EXERCISE TASK:
Omit all pictures, then retype exactly the lines from the one that contains "Read all visible content and emit it as JSON." through the end of the listing.

MATERIAL TO PROCESS:
========================================================================

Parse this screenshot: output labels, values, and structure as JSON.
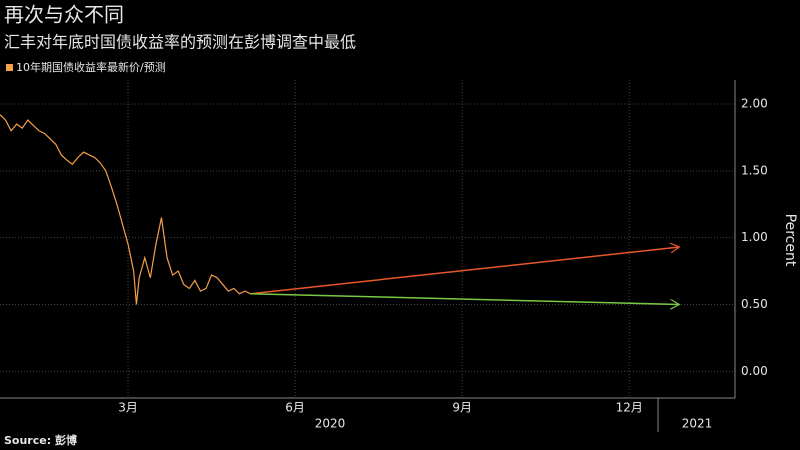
{
  "chart_data": {
    "type": "line",
    "title": "再次与众不同",
    "subtitle": "汇丰对年底时国债收益率的预测在彭博调查中最低",
    "source": "Source: 彭博",
    "y_label": "Percent",
    "years": [
      "2020",
      "2021"
    ],
    "xlim": [
      -0.3,
      12.9
    ],
    "xticks": [
      {
        "value": 2,
        "label": "3月"
      },
      {
        "value": 5,
        "label": "6月"
      },
      {
        "value": 8,
        "label": "9月"
      },
      {
        "value": 11,
        "label": "12月"
      }
    ],
    "ylim": [
      -0.2,
      2.18
    ],
    "yticks": [
      {
        "value": 0,
        "label": "0.00"
      },
      {
        "value": 0.5,
        "label": "0.50"
      },
      {
        "value": 1,
        "label": "1.00"
      },
      {
        "value": 1.5,
        "label": "1.50"
      },
      {
        "value": 2,
        "label": "2.00"
      }
    ],
    "grid": true,
    "legend": "top-left",
    "series": [
      {
        "name": "10年期国债收益率最新价/预测",
        "color": "#f5a04a",
        "x": [
          -0.3,
          -0.2,
          -0.1,
          0.0,
          0.1,
          0.2,
          0.3,
          0.4,
          0.5,
          0.6,
          0.7,
          0.8,
          0.9,
          1.0,
          1.1,
          1.2,
          1.3,
          1.4,
          1.5,
          1.6,
          1.7,
          1.8,
          1.9,
          2.0,
          2.1,
          2.15,
          2.2,
          2.3,
          2.4,
          2.5,
          2.6,
          2.7,
          2.8,
          2.9,
          3.0,
          3.1,
          3.2,
          3.3,
          3.4,
          3.5,
          3.6,
          3.7,
          3.8,
          3.9,
          4.0,
          4.1,
          4.2
        ],
        "values": [
          1.92,
          1.88,
          1.8,
          1.85,
          1.82,
          1.88,
          1.84,
          1.8,
          1.78,
          1.74,
          1.7,
          1.62,
          1.58,
          1.55,
          1.6,
          1.64,
          1.62,
          1.6,
          1.56,
          1.5,
          1.38,
          1.25,
          1.1,
          0.95,
          0.75,
          0.5,
          0.7,
          0.85,
          0.7,
          0.95,
          1.15,
          0.85,
          0.72,
          0.75,
          0.65,
          0.62,
          0.68,
          0.6,
          0.62,
          0.72,
          0.7,
          0.65,
          0.6,
          0.62,
          0.58,
          0.6,
          0.58
        ]
      },
      {
        "color": "#e8582c",
        "x": [
          4.2,
          11.9
        ],
        "values": [
          0.58,
          0.93
        ]
      },
      {
        "color": "#7ac943",
        "x": [
          4.2,
          11.9
        ],
        "values": [
          0.58,
          0.5
        ]
      }
    ]
  }
}
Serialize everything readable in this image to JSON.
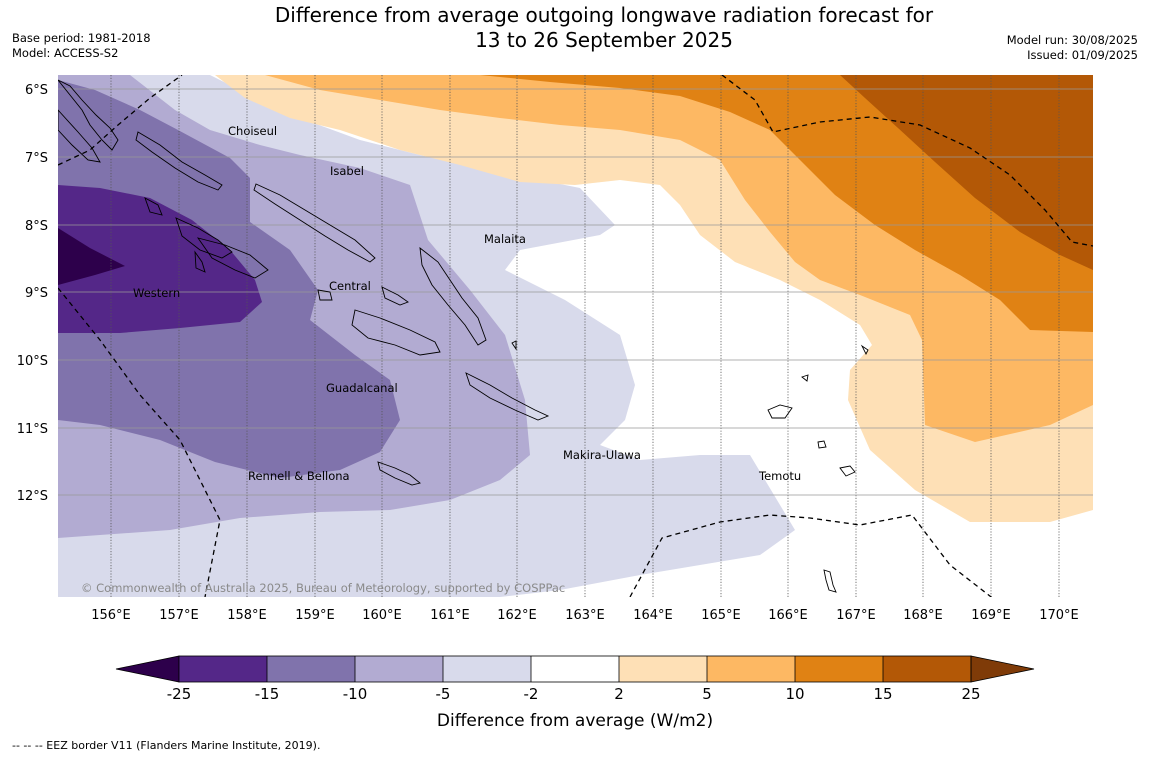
{
  "title_line1": "Difference from average outgoing longwave radiation forecast for",
  "title_line2": "13 to 26 September 2025",
  "base_period": "Base period: 1981-2018",
  "model": "Model: ACCESS-S2",
  "model_run": "Model run: 30/08/2025",
  "issued": "Issued: 01/09/2025",
  "copyright": "© Commonwealth of Australia 2025, Bureau of Meteorology, supported by COSPPac",
  "footnote": "--  --  -- EEZ border V11 (Flanders Marine Institute, 2019).",
  "lat_labels": [
    "6°S",
    "7°S",
    "8°S",
    "9°S",
    "10°S",
    "11°S",
    "12°S"
  ],
  "lon_labels": [
    "156°E",
    "157°E",
    "158°E",
    "159°E",
    "160°E",
    "161°E",
    "162°E",
    "163°E",
    "164°E",
    "165°E",
    "166°E",
    "167°E",
    "168°E",
    "169°E",
    "170°E"
  ],
  "provinces": {
    "choiseul": "Choiseul",
    "isabel": "Isabel",
    "malaita": "Malaita",
    "central": "Central",
    "western": "Western",
    "guadalcanal": "Guadalcanal",
    "makira": "Makira-Ulawa",
    "rennell": "Rennell & Bellona",
    "temotu": "Temotu"
  },
  "colorbar": {
    "title": "Difference from average (W/m2)",
    "ticks": [
      "-25",
      "-15",
      "-10",
      "-5",
      "-2",
      "2",
      "5",
      "10",
      "15",
      "25"
    ],
    "colors": [
      "#2d004b",
      "#542788",
      "#8073ac",
      "#b2abd2",
      "#d8daeb",
      "#ffffff",
      "#fee0b6",
      "#fdb863",
      "#e08214",
      "#b35806",
      "#7f3b08"
    ]
  }
}
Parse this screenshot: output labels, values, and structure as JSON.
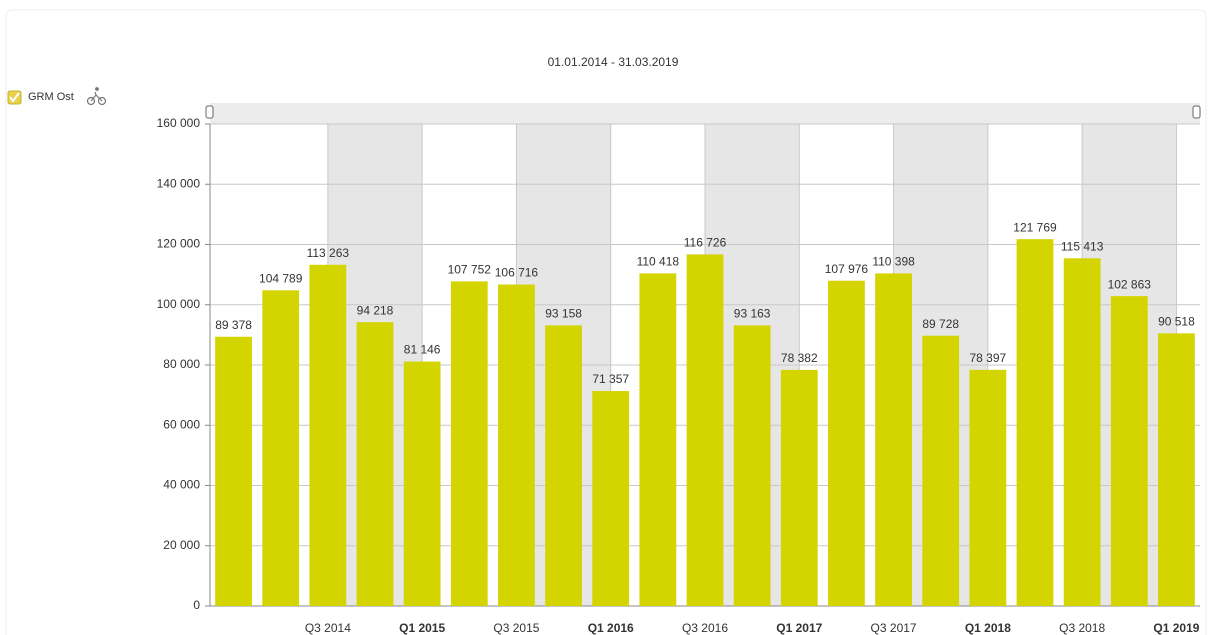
{
  "chart_data": {
    "type": "bar",
    "title": "01.01.2014 - 31.03.2019",
    "legend": "GRM Ost",
    "color": "#d4d400",
    "categories": [
      null,
      null,
      "Q3 2014",
      null,
      "Q1 2015",
      null,
      "Q3 2015",
      null,
      "Q1 2016",
      null,
      "Q3 2016",
      null,
      "Q1 2017",
      null,
      "Q3 2017",
      null,
      "Q1 2018",
      null,
      "Q3 2018",
      null,
      "Q1 2019"
    ],
    "values": [
      89378,
      104789,
      113263,
      94218,
      81146,
      107752,
      106716,
      93158,
      71357,
      110418,
      116726,
      93163,
      78382,
      107976,
      110398,
      89728,
      78397,
      121769,
      115413,
      102863,
      90518
    ],
    "value_labels": [
      "89 378",
      "104 789",
      "113 263",
      "94 218",
      "81 146",
      "107 752",
      "106 716",
      "93 158",
      "71 357",
      "110 418",
      "116 726",
      "93 163",
      "78 382",
      "107 976",
      "110 398",
      "89 728",
      "78 397",
      "121 769",
      "115 413",
      "102 863",
      "90 518"
    ],
    "ylim": [
      0,
      160000
    ],
    "yticks": [
      0,
      {
        "value": 20000,
        "label": "20 000"
      },
      {
        "value": 40000,
        "label": "40 000"
      },
      {
        "value": 60000,
        "label": "60 000"
      },
      {
        "value": 80000,
        "label": "80 000"
      },
      {
        "value": 100000,
        "label": "100 000"
      },
      {
        "value": 120000,
        "label": "120 000"
      },
      {
        "value": 140000,
        "label": "140 000"
      },
      {
        "value": 160000,
        "label": "160 000"
      }
    ],
    "grid": true
  }
}
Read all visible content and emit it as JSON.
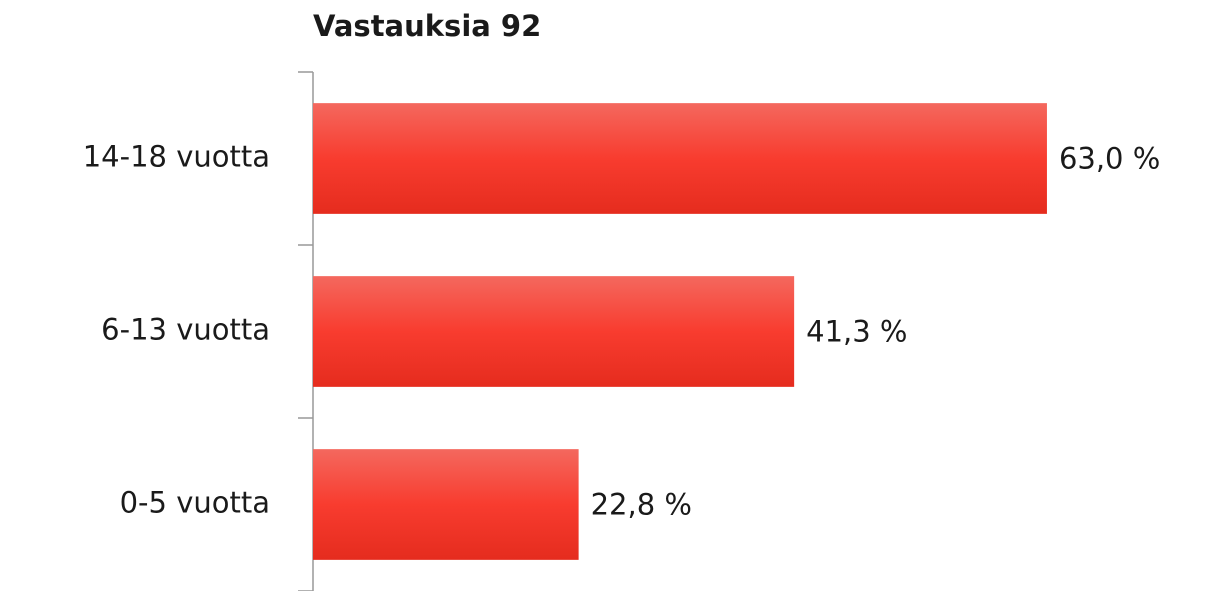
{
  "chart_data": {
    "type": "barh",
    "title": "Vastauksia 92",
    "categories": [
      "14-18 vuotta",
      "6-13 vuotta",
      "0-5 vuotta"
    ],
    "values": [
      63.0,
      41.3,
      22.8
    ],
    "value_labels": [
      "63,0 %",
      "41,3 %",
      "22,8 %"
    ],
    "color": "#ee3b2b",
    "xlim": [
      0,
      70
    ]
  }
}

========================================================================

TASK OUTPUT:
Read all visible content and emit it as JSON.
{
  "chart_data": {
    "type": "barh",
    "title": "Vastauksia 92",
    "categories": [
      "14-18 vuotta",
      "6-13 vuotta",
      "0-5 vuotta"
    ],
    "values": [
      63.0,
      41.3,
      22.8
    ],
    "value_labels": [
      "63,0 %",
      "41,3 %",
      "22,8 %"
    ],
    "color": "#ee3b2b",
    "xlim": [
      0,
      70
    ]
  }
}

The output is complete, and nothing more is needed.